Records excerpted from a collection:
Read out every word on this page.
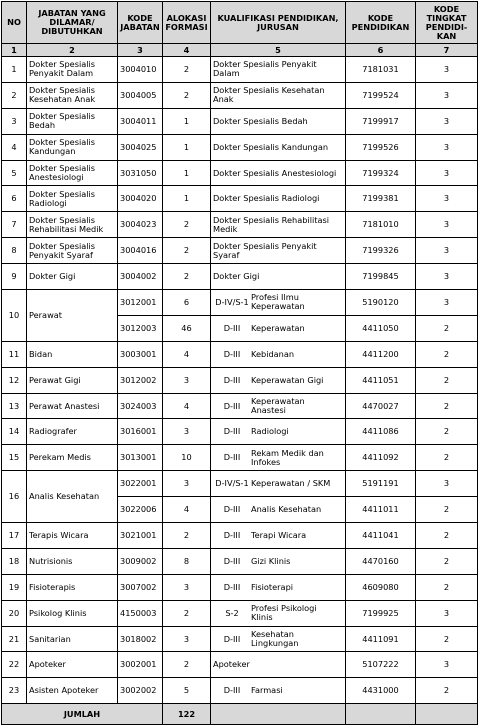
NO	JABATAN YANG DILAMAR/ DIBUTUHKAN	KODE JABATAN	ALOKASI FORMASI	KUALIFIKASI PENDIDIKAN, JURUSAN	KODE PENDIDIKAN	KODE TINGKAT PENDIDI-KAN
1	2	3	4	5	6	7
1	Dokter Spesialis Penyakit Dalam	3004010	2	Dokter Spesialis Penyakit Dalam	7181031	3
2	Dokter Spesialis Kesehatan Anak	3004005	2	Dokter Spesialis Kesehatan Anak	7199524	3
3	Dokter Spesialis Bedah	3004011	1	Dokter Spesialis Bedah	7199917	3
4	Dokter Spesialis Kandungan	3004025	1	Dokter Spesialis Kandungan	7199526	3
5	Dokter Spesialis Anestesiologi	3031050	1	Dokter Spesialis Anestesiologi	7199324	3
6	Dokter Spesialis Radiologi	3004020	1	Dokter Spesialis Radiologi	7199381	3
7	Dokter Spesialis Rehabilitasi Medik	3004023	2	Dokter Spesialis Rehabilitasi Medik	7181010	3
8	Dokter Spesialis Penyakit Syaraf	3004016	2	Dokter Spesialis Penyakit Syaraf	7199326	3
9	Dokter Gigi	3004002	2	Dokter Gigi	7199845	3
10	Perawat	3012001	6	D-IV/S-1 Profesi Ilmu Keperawatan	5190120	3
		3012003	46	D-III Keperawatan	4411050	2
11	Bidan	3003001	4	D-III Kebidanan	4411200	2
12	Perawat Gigi	3012002	3	D-III Keperawatan Gigi	4411051	2
13	Perawat Anastesi	3024003	4	D-III Keperawatan Anastesi	4470027	2
14	Radiografer	3016001	3	D-III Radiologi	4411086	2
15	Perekam Medis	3013001	10	D-III Rekam Medik dan Infokes	4411092	2
16	Analis Kesehatan	3022001	3	D-IV/S-1 Keperawatan / SKM	5191191	3
		3022006	4	D-III Analis Kesehatan	4411011	2
17	Terapis Wicara	3021001	2	D-III Terapi Wicara	4411041	2
18	Nutrisionis	3009002	8	D-III Gizi Klinis	4470160	2
19	Fisioterapis	3007002	3	D-III Fisioterapi	4609080	2
20	Psikolog Klinis	4150003	2	S-2 Profesi Psikologi Klinis	7199925	3
21	Sanitarian	3018002	3	D-III Kesehatan Lingkungan	4411091	2
22	Apoteker	3002001	2	Apoteker	5107222	3
23	Asisten Apoteker	3002002	5	D-III Farmasi	4431000	2
JUMLAH			122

Written request:
Go over the entries above and say how many lines hold the string "Keperawatan", with no other text.

Result of this exercise:
5